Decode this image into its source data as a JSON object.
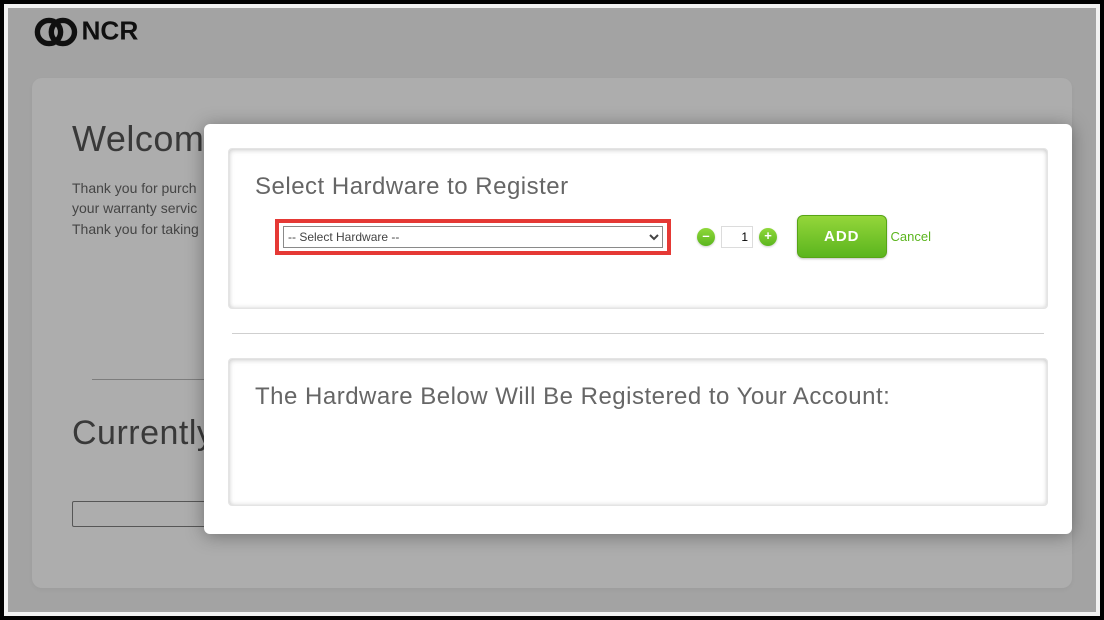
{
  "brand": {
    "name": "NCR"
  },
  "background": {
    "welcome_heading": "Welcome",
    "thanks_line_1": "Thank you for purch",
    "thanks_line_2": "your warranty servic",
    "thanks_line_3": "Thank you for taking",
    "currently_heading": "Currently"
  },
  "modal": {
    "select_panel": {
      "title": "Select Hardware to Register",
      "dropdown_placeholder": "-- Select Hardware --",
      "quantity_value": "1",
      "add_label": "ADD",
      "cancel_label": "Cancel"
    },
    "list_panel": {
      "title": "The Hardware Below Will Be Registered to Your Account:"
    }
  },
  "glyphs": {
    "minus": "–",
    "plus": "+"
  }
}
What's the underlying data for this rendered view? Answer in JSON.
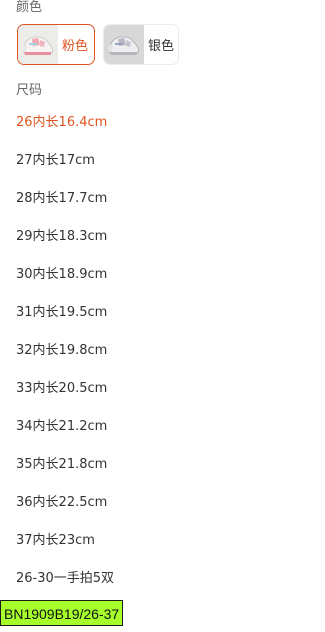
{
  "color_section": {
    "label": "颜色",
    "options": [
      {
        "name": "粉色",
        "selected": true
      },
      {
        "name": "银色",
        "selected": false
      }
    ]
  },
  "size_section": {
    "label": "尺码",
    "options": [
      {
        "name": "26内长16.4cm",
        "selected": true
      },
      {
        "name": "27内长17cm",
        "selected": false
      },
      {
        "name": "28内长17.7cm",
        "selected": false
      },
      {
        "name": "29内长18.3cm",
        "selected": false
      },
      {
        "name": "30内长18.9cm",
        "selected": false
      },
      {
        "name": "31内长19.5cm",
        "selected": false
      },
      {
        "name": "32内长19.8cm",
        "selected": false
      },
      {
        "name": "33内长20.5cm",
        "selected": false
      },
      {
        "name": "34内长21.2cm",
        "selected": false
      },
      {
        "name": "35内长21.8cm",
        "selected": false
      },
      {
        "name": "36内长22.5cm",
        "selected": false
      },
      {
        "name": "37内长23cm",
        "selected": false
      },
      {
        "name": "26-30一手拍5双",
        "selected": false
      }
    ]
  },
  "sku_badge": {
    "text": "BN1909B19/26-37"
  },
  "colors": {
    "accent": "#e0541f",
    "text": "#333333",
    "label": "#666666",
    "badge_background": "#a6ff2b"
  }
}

•••

Set problem: Exactly reproduce each record, leaving out any pictures.

Solution below:
Decode this image into its source data as a JSON object.
{
  "brand": {
    "name": "NCR"
  },
  "background": {
    "welcome_heading": "Welcome",
    "thanks_line_1": "Thank you for purch",
    "thanks_line_2": "your warranty servic",
    "thanks_line_3": "Thank you for taking",
    "currently_heading": "Currently"
  },
  "modal": {
    "select_panel": {
      "title": "Select Hardware to Register",
      "dropdown_placeholder": "-- Select Hardware --",
      "quantity_value": "1",
      "add_label": "ADD",
      "cancel_label": "Cancel"
    },
    "list_panel": {
      "title": "The Hardware Below Will Be Registered to Your Account:"
    }
  },
  "glyphs": {
    "minus": "–",
    "plus": "+"
  }
}
What's the underlying data for this rendered view? Answer in JSON.
{
  "color_section": {
    "label": "颜色",
    "options": [
      {
        "name": "粉色",
        "selected": true
      },
      {
        "name": "银色",
        "selected": false
      }
    ]
  },
  "size_section": {
    "label": "尺码",
    "options": [
      {
        "name": "26内长16.4cm",
        "selected": true
      },
      {
        "name": "27内长17cm",
        "selected": false
      },
      {
        "name": "28内长17.7cm",
        "selected": false
      },
      {
        "name": "29内长18.3cm",
        "selected": false
      },
      {
        "name": "30内长18.9cm",
        "selected": false
      },
      {
        "name": "31内长19.5cm",
        "selected": false
      },
      {
        "name": "32内长19.8cm",
        "selected": false
      },
      {
        "name": "33内长20.5cm",
        "selected": false
      },
      {
        "name": "34内长21.2cm",
        "selected": false
      },
      {
        "name": "35内长21.8cm",
        "selected": false
      },
      {
        "name": "36内长22.5cm",
        "selected": false
      },
      {
        "name": "37内长23cm",
        "selected": false
      },
      {
        "name": "26-30一手拍5双",
        "selected": false
      }
    ]
  },
  "sku_badge": {
    "text": "BN1909B19/26-37"
  },
  "colors": {
    "accent": "#e0541f",
    "text": "#333333",
    "label": "#666666",
    "badge_background": "#a6ff2b"
  }
}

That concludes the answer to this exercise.